What is being asked »
From the listing below, extract each entry exactly as written, minus the images.
# Start of Records provided
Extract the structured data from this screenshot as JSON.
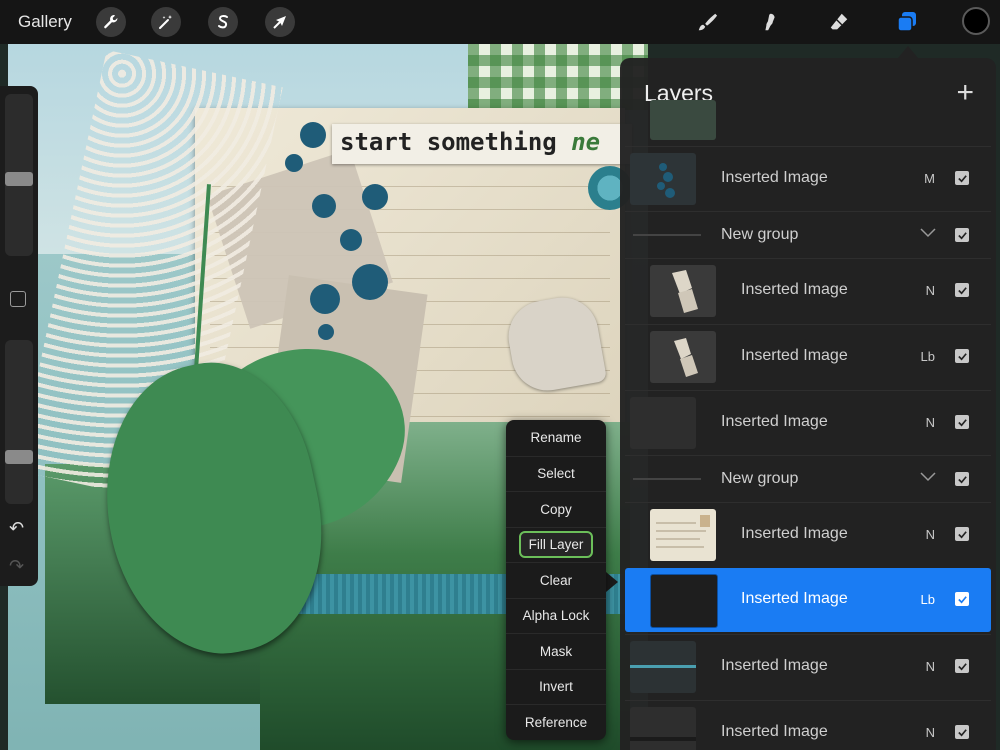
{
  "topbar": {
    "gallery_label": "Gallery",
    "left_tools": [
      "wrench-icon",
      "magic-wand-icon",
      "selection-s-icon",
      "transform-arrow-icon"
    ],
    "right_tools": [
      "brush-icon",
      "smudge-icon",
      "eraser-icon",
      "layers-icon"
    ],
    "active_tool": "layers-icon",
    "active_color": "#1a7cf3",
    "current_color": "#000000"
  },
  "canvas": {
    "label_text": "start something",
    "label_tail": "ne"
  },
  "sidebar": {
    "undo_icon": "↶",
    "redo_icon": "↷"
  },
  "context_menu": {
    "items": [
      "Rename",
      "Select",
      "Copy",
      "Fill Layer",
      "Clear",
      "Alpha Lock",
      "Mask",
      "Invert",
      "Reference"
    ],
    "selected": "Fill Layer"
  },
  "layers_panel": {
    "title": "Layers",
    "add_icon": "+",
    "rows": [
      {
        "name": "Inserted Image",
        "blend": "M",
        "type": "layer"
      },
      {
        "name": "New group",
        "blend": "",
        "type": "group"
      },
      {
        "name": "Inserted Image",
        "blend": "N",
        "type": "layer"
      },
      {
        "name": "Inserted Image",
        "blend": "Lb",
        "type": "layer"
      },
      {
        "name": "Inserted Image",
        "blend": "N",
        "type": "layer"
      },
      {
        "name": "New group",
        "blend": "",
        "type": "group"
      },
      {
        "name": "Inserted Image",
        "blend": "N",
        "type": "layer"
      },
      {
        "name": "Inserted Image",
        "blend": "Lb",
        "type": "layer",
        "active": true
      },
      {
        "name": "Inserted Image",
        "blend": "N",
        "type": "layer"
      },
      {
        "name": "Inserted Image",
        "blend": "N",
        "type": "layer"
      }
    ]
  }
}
# End of Records provided
Result for this task »
Extract the structured data from this screenshot as JSON.
{
  "topbar": {
    "gallery_label": "Gallery",
    "left_tools": [
      "wrench-icon",
      "magic-wand-icon",
      "selection-s-icon",
      "transform-arrow-icon"
    ],
    "right_tools": [
      "brush-icon",
      "smudge-icon",
      "eraser-icon",
      "layers-icon"
    ],
    "active_tool": "layers-icon",
    "active_color": "#1a7cf3",
    "current_color": "#000000"
  },
  "canvas": {
    "label_text": "start something",
    "label_tail": "ne"
  },
  "sidebar": {
    "undo_icon": "↶",
    "redo_icon": "↷"
  },
  "context_menu": {
    "items": [
      "Rename",
      "Select",
      "Copy",
      "Fill Layer",
      "Clear",
      "Alpha Lock",
      "Mask",
      "Invert",
      "Reference"
    ],
    "selected": "Fill Layer"
  },
  "layers_panel": {
    "title": "Layers",
    "add_icon": "+",
    "rows": [
      {
        "name": "Inserted Image",
        "blend": "M",
        "type": "layer"
      },
      {
        "name": "New group",
        "blend": "",
        "type": "group"
      },
      {
        "name": "Inserted Image",
        "blend": "N",
        "type": "layer"
      },
      {
        "name": "Inserted Image",
        "blend": "Lb",
        "type": "layer"
      },
      {
        "name": "Inserted Image",
        "blend": "N",
        "type": "layer"
      },
      {
        "name": "New group",
        "blend": "",
        "type": "group"
      },
      {
        "name": "Inserted Image",
        "blend": "N",
        "type": "layer"
      },
      {
        "name": "Inserted Image",
        "blend": "Lb",
        "type": "layer",
        "active": true
      },
      {
        "name": "Inserted Image",
        "blend": "N",
        "type": "layer"
      },
      {
        "name": "Inserted Image",
        "blend": "N",
        "type": "layer"
      }
    ]
  }
}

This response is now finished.